— Records shown —

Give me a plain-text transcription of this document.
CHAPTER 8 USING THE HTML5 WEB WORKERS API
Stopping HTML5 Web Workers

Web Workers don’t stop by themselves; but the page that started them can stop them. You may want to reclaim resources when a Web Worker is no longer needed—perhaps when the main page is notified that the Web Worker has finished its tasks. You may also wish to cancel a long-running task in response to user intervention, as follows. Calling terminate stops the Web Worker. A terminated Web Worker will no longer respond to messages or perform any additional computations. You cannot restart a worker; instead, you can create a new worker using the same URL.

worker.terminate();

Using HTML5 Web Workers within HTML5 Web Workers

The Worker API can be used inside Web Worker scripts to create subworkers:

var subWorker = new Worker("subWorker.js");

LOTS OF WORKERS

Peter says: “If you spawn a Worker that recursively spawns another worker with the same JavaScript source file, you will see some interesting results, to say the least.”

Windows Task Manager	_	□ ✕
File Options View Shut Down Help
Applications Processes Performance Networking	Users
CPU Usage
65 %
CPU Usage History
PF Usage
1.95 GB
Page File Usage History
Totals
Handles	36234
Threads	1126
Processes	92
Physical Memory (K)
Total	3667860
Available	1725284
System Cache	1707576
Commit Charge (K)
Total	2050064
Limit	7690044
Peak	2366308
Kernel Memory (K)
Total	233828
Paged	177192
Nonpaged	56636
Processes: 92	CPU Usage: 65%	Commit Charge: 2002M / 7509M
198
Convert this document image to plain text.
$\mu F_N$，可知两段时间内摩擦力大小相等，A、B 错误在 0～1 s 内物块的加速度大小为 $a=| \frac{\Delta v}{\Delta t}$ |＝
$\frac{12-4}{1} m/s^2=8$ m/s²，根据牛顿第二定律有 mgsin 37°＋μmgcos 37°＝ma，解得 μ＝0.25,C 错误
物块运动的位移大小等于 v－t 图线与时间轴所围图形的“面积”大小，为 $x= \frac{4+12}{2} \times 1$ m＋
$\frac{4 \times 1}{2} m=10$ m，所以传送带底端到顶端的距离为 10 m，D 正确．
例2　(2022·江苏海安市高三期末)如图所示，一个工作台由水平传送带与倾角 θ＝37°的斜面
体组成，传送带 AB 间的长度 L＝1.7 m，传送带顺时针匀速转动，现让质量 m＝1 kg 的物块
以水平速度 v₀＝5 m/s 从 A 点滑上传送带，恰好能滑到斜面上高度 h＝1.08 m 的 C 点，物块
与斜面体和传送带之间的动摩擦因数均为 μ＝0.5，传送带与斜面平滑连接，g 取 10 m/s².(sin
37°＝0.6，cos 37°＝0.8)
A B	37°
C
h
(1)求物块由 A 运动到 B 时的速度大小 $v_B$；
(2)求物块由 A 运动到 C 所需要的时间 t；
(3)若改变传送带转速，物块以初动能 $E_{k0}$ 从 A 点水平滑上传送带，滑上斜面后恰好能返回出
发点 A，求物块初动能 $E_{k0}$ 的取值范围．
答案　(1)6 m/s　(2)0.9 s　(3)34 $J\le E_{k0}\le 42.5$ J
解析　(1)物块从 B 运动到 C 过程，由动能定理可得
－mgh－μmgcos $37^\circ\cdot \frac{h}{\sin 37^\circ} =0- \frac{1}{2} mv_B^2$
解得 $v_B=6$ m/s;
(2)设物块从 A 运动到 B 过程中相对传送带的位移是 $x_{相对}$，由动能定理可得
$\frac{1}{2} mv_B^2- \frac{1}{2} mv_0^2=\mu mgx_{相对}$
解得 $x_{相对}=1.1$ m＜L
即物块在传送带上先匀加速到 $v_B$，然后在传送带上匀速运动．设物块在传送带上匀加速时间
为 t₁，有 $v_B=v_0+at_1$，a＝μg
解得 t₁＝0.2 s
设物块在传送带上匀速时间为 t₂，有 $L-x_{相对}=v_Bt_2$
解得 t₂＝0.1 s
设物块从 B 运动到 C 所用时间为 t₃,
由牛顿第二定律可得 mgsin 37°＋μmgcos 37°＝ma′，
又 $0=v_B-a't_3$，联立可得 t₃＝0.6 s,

— What to produce —
Looking at the records above, work out how many lines include the word "Commit", then give that number by itself.

— Written answer —
2